TASK TO CARRY OUT: According to the abstract on cloud detection, what is the altitude range of the opaque, shallow boundary layer clouds that CALIOP observes in tropical subsidence areas?

Disagreement among global cloud distributions from CALIOP,
passive satellite sensors and general circulation
models
Abstract
Cloud detection is the first step of complex satellite-based cloud
retrievals. No instrument detects all clouds, and analyses using a given
satellite climatology can only describe a specific subset of clouds. We
attempt to clarify which subsets of clouds are detected in a robust way
by passive sensors, and which require active sensors. To do so, we
identify where retrievals of Cloud Amounts (CAs), based on numerous
sensors and algorithms, differ the most. We investigate large
uncertainties, and confront retrievals from the CALIOP lidar, which
detects semitransparent clouds and directly measures their vertical
distribution, whatever the surface below. We document the cloud vertical
distribution, opacity and seasonal variability where CAs from passive
sensors disagree most.
CALIOP CAs are larger than the passive average by +0.05 (AM) and +0.07
(PM). Over land, the +0.1 average difference rises to +0.2 over the
African desert, Antarctica and Greenland, where large passive
disagreements are traced to unfavorable surface conditions. Over oceans,
CALIOP retrievals are closer to the average of passive retrievals except
over the ITCZ (+0.1). Passive CAs disagree more in tropical areas
associated with large-scale subsidence, where CALIOP observes a specific
multi-layer cloud population: optically thin, high-level clouds and
opaque, shallow boundary layer clouds (altitude 0.5-2km).
We evaluate the CA and cloud vertical distribution from 8 General
Circulation Models where passive retrievals disagree and CALIOP provides
new information. We find that modeled clouds are not more realistic
where cloud detections from passive observations have long been robust,
than where active sensors are required.

PROVIDED RECORDS:
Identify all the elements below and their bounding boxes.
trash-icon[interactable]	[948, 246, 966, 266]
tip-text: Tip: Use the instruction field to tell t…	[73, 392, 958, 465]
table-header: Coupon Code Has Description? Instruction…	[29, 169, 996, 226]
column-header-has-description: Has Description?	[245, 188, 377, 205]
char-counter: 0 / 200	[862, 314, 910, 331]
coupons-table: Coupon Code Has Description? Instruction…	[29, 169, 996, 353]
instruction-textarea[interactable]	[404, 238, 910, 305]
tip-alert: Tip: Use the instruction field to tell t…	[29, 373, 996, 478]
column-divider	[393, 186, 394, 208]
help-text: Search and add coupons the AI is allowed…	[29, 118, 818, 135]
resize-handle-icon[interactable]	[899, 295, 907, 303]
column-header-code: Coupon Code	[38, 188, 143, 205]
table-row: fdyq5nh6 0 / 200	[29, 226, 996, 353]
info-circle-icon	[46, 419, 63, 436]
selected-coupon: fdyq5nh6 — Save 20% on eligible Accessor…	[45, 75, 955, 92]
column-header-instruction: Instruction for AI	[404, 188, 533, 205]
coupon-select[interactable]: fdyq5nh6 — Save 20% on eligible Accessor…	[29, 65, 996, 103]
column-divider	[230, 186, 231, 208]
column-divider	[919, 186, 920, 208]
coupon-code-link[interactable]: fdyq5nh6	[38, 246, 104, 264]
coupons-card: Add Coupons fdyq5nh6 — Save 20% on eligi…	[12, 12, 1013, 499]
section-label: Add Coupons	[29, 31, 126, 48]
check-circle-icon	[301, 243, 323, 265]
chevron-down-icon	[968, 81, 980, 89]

RESULT OF THE EXERCISE: 0.5-2 km